Data listing:

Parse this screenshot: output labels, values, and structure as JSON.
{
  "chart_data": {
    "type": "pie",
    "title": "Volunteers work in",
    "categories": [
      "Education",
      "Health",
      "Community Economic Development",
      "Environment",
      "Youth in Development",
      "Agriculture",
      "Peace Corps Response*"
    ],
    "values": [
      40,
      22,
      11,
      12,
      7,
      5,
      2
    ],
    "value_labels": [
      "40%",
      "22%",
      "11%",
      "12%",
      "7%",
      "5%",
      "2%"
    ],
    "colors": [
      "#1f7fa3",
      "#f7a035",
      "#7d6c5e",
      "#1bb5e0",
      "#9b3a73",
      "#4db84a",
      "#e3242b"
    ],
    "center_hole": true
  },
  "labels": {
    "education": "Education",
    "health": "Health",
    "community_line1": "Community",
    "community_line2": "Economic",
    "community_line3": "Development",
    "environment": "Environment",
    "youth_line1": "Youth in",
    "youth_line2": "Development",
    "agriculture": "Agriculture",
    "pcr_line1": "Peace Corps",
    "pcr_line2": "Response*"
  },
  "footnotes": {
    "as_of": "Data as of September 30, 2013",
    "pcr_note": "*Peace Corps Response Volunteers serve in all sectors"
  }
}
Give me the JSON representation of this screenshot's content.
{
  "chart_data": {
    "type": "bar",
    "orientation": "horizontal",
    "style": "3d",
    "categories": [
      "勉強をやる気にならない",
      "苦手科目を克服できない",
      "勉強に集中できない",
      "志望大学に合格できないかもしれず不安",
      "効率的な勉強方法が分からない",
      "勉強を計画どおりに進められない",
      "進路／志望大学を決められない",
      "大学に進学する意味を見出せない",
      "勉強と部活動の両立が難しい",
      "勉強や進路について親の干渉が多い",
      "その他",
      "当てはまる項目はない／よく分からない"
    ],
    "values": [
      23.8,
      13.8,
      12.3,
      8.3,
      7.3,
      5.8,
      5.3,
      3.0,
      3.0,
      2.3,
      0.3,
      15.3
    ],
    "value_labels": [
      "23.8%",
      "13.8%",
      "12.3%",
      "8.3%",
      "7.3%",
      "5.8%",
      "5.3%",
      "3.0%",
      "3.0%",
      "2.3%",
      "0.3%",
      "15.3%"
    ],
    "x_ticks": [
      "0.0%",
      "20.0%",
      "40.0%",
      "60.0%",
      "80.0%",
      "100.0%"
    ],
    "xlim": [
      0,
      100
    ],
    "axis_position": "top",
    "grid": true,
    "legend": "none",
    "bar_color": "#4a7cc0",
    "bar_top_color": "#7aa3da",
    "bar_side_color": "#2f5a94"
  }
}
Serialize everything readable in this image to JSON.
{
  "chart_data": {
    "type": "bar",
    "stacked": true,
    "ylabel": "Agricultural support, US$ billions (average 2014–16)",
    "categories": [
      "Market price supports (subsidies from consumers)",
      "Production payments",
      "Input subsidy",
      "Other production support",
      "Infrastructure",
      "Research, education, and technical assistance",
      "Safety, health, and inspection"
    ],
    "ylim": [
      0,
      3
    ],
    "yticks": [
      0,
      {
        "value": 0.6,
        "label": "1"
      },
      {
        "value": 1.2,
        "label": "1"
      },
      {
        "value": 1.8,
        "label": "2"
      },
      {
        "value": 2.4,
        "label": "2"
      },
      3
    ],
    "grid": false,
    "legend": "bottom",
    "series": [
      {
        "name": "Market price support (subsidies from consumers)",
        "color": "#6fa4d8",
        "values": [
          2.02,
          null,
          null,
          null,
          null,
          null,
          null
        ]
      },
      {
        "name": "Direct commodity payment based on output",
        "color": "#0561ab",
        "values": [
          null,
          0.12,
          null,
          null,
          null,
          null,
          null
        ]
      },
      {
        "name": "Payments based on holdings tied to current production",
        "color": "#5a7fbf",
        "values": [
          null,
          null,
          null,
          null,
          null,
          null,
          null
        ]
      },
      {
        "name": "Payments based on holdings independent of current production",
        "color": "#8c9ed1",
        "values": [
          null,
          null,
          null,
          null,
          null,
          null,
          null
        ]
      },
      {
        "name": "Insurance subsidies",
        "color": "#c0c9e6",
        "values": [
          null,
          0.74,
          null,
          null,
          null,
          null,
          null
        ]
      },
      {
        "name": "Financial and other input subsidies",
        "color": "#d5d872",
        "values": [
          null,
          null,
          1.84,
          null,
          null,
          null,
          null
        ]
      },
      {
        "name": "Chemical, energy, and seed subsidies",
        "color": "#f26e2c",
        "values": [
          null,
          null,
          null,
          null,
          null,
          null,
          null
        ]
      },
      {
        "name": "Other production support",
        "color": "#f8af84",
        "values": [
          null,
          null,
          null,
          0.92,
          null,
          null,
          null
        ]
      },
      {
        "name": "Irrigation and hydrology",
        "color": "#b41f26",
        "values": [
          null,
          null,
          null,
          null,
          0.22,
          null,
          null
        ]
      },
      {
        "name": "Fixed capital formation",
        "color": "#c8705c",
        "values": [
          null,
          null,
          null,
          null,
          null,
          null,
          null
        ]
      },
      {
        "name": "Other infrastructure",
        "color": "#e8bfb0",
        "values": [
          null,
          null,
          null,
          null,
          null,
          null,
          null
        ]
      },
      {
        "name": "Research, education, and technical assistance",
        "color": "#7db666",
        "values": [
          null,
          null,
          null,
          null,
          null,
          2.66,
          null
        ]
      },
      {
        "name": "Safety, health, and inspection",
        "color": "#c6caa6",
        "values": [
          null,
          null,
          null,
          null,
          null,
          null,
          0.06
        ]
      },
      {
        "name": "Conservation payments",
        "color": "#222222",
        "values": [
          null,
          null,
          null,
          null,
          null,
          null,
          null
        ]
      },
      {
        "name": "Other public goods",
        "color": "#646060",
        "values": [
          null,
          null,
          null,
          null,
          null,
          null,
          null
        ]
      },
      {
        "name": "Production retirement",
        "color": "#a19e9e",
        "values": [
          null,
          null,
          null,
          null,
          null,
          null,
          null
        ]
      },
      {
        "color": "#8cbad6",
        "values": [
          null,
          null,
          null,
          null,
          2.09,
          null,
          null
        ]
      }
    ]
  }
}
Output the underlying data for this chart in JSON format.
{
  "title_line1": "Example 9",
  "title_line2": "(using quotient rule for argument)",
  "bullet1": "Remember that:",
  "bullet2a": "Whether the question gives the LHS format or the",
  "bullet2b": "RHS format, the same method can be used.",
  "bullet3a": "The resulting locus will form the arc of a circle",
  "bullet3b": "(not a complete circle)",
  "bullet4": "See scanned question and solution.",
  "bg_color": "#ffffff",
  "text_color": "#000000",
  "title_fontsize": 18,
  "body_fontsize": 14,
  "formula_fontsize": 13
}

Directions for this task
Show every line from the listing above in which the string "screenshot" appears.

Solution for this task
Parse this screenshot: output labels, values, and structure as JSON.
Give me the JSON representation of this screenshot's content.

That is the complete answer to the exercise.